Reproduce all of the data below without alteration; exclude every picture.

Given data:

------------------------------------

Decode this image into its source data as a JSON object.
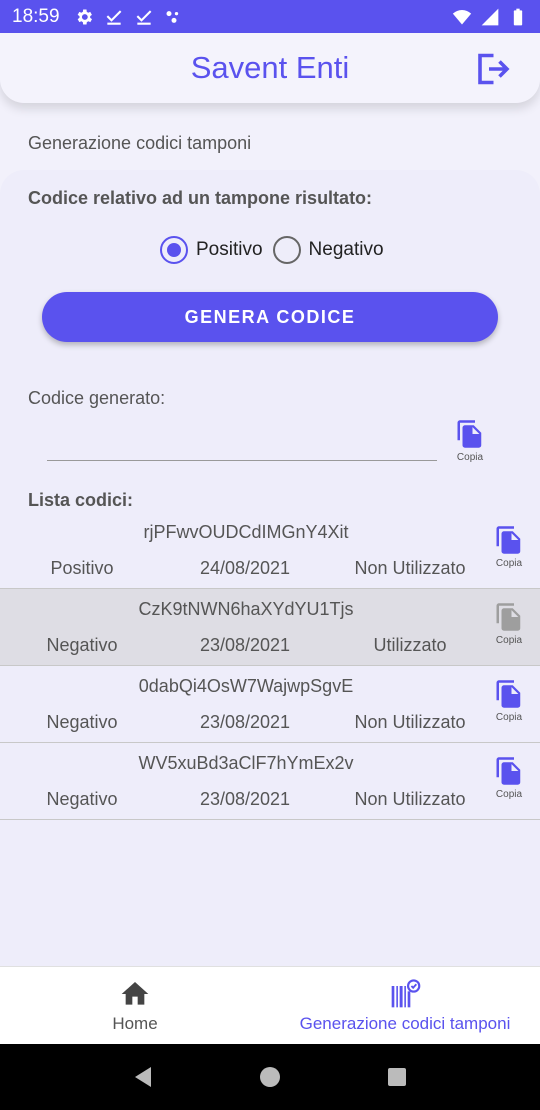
{
  "status_bar": {
    "time": "18:59"
  },
  "app_bar": {
    "title": "Savent Enti"
  },
  "section_title": "Generazione codici tamponi",
  "form": {
    "prompt": "Codice relativo ad un tampone risultato:",
    "options": [
      "Positivo",
      "Negativo"
    ],
    "selected": "Positivo",
    "generate_label": "GENERA CODICE",
    "generated_label": "Codice generato:",
    "generated_value": "",
    "copy_label": "Copia"
  },
  "list": {
    "title": "Lista codici:",
    "items": [
      {
        "code": "rjPFwvOUDCdIMGnY4Xit",
        "type": "Positivo",
        "date": "24/08/2021",
        "status": "Non Utilizzato",
        "copy": "Copia"
      },
      {
        "code": "CzK9tNWN6haXYdYU1Tjs",
        "type": "Negativo",
        "date": "23/08/2021",
        "status": "Utilizzato",
        "copy": "Copia"
      },
      {
        "code": "0dabQi4OsW7WajwpSgvE",
        "type": "Negativo",
        "date": "23/08/2021",
        "status": "Non Utilizzato",
        "copy": "Copia"
      },
      {
        "code": "WV5xuBd3aClF7hYmEx2v",
        "type": "Negativo",
        "date": "23/08/2021",
        "status": "Non Utilizzato",
        "copy": "Copia"
      }
    ]
  },
  "bottom_nav": {
    "home": "Home",
    "generation": "Generazione codici tamponi"
  },
  "colors": {
    "accent": "#5a52ee",
    "used_row": "#dedde4",
    "disabled_icon": "#9e9e9e"
  },
  "icons": {
    "logout": "logout-icon",
    "copy": "copy-icon",
    "home": "home-icon",
    "barcode": "barcode-icon"
  }
}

------------------------------------

Solution to this exercise:
Decode this image into its source data as a JSON object.
{
  "status_bar": {
    "time": "18:59"
  },
  "app_bar": {
    "title": "Savent Enti"
  },
  "section_title": "Generazione codici tamponi",
  "form": {
    "prompt": "Codice relativo ad un tampone risultato:",
    "options": [
      "Positivo",
      "Negativo"
    ],
    "selected": "Positivo",
    "generate_label": "GENERA CODICE",
    "generated_label": "Codice generato:",
    "generated_value": "",
    "copy_label": "Copia"
  },
  "list": {
    "title": "Lista codici:",
    "items": [
      {
        "code": "rjPFwvOUDCdIMGnY4Xit",
        "type": "Positivo",
        "date": "24/08/2021",
        "status": "Non Utilizzato",
        "copy": "Copia"
      },
      {
        "code": "CzK9tNWN6haXYdYU1Tjs",
        "type": "Negativo",
        "date": "23/08/2021",
        "status": "Utilizzato",
        "copy": "Copia"
      },
      {
        "code": "0dabQi4OsW7WajwpSgvE",
        "type": "Negativo",
        "date": "23/08/2021",
        "status": "Non Utilizzato",
        "copy": "Copia"
      },
      {
        "code": "WV5xuBd3aClF7hYmEx2v",
        "type": "Negativo",
        "date": "23/08/2021",
        "status": "Non Utilizzato",
        "copy": "Copia"
      }
    ]
  },
  "bottom_nav": {
    "home": "Home",
    "generation": "Generazione codici tamponi"
  },
  "colors": {
    "accent": "#5a52ee",
    "used_row": "#dedde4",
    "disabled_icon": "#9e9e9e"
  },
  "icons": {
    "logout": "logout-icon",
    "copy": "copy-icon",
    "home": "home-icon",
    "barcode": "barcode-icon"
  }
}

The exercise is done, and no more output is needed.